## REQUIRED TASK
Answer with a single number: the count of lines that include the string "placeholder".

§ §

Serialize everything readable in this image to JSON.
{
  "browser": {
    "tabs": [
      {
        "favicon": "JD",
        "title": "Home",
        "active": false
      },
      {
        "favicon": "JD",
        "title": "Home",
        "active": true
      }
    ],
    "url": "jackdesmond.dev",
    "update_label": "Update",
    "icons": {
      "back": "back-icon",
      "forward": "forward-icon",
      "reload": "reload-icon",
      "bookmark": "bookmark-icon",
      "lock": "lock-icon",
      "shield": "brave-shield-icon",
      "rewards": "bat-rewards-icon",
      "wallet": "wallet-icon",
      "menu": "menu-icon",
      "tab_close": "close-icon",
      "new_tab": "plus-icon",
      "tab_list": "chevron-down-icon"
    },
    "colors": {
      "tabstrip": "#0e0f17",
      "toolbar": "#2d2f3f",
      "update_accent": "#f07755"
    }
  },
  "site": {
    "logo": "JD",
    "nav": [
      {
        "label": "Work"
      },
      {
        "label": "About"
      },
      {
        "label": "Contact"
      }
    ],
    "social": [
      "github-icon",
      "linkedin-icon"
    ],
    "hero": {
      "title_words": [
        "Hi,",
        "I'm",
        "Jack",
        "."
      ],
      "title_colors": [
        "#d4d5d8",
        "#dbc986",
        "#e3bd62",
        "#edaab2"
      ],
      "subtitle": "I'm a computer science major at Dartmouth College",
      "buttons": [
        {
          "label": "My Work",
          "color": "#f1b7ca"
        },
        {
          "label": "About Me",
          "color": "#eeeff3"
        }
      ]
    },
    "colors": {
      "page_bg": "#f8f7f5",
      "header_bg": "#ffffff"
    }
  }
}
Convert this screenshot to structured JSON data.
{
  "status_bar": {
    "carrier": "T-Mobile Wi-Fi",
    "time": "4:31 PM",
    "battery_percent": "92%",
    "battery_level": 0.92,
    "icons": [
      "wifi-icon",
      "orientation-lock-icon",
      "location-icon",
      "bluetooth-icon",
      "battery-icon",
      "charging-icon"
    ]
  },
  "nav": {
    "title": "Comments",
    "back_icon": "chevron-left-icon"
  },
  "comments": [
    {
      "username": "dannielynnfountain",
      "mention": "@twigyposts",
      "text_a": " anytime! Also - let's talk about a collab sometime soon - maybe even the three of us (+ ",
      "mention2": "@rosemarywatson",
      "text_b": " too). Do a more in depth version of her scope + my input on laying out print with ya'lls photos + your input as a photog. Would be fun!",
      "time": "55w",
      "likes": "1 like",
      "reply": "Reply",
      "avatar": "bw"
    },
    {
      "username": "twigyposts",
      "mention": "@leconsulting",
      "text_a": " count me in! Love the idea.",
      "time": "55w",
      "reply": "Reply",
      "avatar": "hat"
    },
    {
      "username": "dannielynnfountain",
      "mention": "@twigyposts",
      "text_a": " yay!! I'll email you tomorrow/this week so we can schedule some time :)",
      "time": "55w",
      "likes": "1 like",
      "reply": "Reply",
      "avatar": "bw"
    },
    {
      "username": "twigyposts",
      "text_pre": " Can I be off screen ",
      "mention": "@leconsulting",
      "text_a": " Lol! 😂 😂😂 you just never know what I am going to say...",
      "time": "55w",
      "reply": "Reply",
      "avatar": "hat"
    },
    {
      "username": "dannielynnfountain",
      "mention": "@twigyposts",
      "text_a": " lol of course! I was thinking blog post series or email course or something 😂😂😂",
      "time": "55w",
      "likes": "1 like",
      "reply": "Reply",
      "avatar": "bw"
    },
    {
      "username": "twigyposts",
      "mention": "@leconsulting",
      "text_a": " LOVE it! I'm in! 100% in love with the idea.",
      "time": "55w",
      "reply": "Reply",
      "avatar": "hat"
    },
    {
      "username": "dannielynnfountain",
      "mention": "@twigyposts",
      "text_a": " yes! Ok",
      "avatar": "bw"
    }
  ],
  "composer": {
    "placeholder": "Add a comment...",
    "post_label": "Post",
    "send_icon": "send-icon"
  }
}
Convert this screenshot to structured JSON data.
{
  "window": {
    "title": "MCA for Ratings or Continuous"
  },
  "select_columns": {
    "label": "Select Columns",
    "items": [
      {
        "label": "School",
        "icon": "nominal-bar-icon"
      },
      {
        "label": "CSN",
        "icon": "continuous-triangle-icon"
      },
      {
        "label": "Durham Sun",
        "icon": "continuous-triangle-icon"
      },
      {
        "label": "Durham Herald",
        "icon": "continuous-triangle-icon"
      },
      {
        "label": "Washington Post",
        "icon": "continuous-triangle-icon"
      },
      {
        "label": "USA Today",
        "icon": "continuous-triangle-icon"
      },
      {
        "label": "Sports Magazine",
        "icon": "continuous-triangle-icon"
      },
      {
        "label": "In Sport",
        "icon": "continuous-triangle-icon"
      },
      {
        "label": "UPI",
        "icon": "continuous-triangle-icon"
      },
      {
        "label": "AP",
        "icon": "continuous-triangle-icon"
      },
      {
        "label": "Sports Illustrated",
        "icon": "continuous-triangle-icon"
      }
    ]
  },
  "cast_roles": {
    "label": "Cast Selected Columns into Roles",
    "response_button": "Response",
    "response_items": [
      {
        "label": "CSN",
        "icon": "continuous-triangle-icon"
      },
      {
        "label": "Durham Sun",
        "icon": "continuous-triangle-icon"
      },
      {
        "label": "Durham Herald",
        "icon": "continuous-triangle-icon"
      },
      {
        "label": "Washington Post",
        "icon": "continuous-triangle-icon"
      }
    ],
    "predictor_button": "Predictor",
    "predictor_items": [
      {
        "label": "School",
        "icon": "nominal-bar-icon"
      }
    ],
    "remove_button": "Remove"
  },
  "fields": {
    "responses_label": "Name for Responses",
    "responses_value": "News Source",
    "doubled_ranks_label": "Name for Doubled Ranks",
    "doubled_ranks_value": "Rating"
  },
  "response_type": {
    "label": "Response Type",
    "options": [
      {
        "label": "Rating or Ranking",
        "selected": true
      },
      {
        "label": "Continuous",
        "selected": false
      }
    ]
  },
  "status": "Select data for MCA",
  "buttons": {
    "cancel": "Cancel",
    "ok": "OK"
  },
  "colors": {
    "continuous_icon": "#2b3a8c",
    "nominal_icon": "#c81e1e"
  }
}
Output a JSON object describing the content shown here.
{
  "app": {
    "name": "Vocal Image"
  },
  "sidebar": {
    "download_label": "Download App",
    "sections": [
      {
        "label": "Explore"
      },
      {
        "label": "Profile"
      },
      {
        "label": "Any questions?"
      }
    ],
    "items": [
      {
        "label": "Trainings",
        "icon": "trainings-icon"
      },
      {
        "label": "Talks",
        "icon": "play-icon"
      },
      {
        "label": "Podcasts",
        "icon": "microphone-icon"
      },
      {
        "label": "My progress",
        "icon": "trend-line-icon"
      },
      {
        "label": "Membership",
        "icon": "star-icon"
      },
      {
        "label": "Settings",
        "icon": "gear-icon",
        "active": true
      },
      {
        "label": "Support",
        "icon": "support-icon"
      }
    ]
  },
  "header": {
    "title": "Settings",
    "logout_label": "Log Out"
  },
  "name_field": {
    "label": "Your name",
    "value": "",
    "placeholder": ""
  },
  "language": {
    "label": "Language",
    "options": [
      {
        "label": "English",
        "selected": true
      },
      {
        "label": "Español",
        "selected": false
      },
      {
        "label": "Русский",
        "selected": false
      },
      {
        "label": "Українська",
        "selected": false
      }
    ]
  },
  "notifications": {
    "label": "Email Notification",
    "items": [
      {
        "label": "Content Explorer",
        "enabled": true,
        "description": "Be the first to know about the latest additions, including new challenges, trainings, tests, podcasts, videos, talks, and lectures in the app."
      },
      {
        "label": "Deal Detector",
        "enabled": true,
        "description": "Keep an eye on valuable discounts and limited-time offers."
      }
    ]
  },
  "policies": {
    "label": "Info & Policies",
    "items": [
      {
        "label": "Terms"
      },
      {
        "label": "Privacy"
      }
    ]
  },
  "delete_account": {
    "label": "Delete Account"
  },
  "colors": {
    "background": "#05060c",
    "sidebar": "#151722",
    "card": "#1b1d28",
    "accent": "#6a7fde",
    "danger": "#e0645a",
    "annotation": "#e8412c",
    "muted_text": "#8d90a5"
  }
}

§ §

## FULL RESPONSE
2